Request: Begin at the line that has "Patent image size: (781, 483)." and stop after the line that has "The test tube 48 is at (355, 165).". Render the records below as a two-column CSV with the columns input and output, one row per record holding its text and its answer, each in a single quoted field with line breaks replaced by spaces.

Materials provided:
+ + + +

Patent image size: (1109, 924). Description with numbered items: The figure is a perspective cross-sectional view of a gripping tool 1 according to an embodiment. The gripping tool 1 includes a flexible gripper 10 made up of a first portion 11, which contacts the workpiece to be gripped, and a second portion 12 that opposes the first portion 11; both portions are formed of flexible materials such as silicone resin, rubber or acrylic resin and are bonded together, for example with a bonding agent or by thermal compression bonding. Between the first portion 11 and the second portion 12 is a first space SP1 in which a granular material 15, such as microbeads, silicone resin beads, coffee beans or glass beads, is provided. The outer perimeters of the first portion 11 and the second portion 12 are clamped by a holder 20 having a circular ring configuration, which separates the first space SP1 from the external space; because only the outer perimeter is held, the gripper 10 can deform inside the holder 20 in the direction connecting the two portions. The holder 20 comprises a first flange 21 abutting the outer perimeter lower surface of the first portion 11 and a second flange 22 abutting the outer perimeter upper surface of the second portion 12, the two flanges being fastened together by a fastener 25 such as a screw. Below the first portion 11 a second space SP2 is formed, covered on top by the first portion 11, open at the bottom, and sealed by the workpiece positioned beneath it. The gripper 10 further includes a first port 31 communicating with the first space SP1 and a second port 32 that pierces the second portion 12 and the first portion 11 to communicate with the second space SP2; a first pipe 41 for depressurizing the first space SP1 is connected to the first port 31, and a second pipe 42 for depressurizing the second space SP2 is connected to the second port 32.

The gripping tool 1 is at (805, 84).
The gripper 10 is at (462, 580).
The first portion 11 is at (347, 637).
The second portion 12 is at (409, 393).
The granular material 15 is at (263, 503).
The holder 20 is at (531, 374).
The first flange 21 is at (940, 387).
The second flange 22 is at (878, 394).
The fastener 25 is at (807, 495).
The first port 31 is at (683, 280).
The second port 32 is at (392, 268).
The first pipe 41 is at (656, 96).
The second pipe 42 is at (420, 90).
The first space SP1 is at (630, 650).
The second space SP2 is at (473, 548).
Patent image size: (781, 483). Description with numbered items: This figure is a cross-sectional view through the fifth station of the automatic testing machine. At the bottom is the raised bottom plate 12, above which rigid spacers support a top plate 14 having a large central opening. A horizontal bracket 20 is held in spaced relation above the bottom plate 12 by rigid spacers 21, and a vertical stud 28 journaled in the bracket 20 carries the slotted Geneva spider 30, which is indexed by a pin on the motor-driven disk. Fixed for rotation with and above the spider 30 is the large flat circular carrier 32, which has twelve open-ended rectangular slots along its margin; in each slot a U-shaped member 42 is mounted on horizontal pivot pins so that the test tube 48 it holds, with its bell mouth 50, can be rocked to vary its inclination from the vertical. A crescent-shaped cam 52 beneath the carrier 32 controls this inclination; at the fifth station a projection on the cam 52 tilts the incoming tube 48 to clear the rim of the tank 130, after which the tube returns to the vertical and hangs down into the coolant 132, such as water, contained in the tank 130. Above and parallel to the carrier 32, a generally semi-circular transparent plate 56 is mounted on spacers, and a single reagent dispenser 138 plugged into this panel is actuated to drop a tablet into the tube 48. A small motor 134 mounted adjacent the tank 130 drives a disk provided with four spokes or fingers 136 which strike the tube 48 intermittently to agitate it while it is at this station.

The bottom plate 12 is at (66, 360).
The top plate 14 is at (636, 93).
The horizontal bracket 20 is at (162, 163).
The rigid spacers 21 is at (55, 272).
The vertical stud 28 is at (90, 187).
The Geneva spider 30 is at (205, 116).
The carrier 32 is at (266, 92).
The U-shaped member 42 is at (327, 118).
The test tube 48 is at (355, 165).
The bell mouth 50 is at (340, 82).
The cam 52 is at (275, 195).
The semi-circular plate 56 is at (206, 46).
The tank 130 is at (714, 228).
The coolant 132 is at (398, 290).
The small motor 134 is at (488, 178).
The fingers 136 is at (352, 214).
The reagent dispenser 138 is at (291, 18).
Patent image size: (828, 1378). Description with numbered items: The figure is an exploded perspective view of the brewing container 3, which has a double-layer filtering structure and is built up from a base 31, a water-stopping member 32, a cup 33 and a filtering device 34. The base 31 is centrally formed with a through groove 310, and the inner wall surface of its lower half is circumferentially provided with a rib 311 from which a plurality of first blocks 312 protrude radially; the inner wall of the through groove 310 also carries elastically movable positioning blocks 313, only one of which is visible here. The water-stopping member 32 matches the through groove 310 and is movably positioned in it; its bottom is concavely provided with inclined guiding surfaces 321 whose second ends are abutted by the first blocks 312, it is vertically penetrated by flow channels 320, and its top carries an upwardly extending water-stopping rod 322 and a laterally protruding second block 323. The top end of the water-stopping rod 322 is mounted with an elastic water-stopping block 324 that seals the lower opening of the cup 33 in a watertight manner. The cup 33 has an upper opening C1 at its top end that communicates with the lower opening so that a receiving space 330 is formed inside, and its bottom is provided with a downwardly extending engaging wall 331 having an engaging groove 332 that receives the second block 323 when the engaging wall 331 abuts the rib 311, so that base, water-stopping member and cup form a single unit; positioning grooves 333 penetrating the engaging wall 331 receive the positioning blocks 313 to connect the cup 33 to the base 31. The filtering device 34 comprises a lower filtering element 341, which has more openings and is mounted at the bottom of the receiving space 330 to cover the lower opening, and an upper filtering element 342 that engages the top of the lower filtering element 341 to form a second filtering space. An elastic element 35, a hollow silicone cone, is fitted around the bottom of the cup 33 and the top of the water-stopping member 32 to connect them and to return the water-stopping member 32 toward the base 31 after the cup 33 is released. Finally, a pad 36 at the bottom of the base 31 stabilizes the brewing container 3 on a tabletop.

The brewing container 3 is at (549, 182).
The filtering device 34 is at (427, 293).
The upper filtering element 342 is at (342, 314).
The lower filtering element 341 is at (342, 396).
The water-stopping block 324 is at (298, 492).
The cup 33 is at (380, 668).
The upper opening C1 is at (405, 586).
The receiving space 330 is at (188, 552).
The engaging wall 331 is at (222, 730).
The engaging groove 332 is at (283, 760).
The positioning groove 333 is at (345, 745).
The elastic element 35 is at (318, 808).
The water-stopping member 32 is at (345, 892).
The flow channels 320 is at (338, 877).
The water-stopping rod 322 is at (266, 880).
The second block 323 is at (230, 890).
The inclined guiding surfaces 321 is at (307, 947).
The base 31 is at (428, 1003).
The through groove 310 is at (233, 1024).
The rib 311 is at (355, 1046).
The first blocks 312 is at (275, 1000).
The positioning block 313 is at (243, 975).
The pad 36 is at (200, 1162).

+ + + +

Result:
input,output
"Patent image size: (781, 483). Description with numbered items: This figure is a cross-sectional view through the fifth station of the automatic testing machine. At the bottom is the raised bottom plate 12, above which rigid spacers support a top plate 14 having a large central opening. A horizontal bracket 20 is held in spaced relation above the bottom plate 12 by rigid spacers 21, and a vertical stud 28 journaled in the bracket 20 carries the slotted Geneva spider 30, which is indexed by a pin on the motor-driven disk. Fixed for rotation with and above the spider 30 is the large flat circular carrier 32, which has twelve open-ended rectangular slots along its margin; in each slot a U-shaped member 42 is mounted on horizontal pivot pins so that the test tube 48 it holds, with its bell mouth 50, can be rocked to vary its inclination from the vertical. A crescent-shaped cam 52 beneath the carrier 32 controls this inclination; at the fifth station a projection on the cam 52 tilts the incoming tube 48 to clear the rim of the tank 130, after which the tube returns to the vertical and hangs down into the coolant 132, such as water, contained in the tank 130. Above and parallel to the carrier 32, a generally semi-circular transparent plate 56 is mounted on spacers, and a single reagent dispenser 138 plugged into this panel is actuated to drop a tablet into the tube 48. A small motor 134 mounted adjacent the tank 130 drives a disk provided with four spokes or fingers 136 which strike the tube 48 intermittently to agitate it while it is at this station.","The bottom plate 12 is at (66, 360). The top plate 14 is at (636, 93). The horizontal bracket 20 is at (162, 163). The rigid spacers 21 is at (55, 272). The vertical stud 28 is at (90, 187). The Geneva spider 30 is at (205, 116). The carrier 32 is at (266, 92). The U-shaped member 42 is at (327, 118). The test tube 48 is at (355, 165)."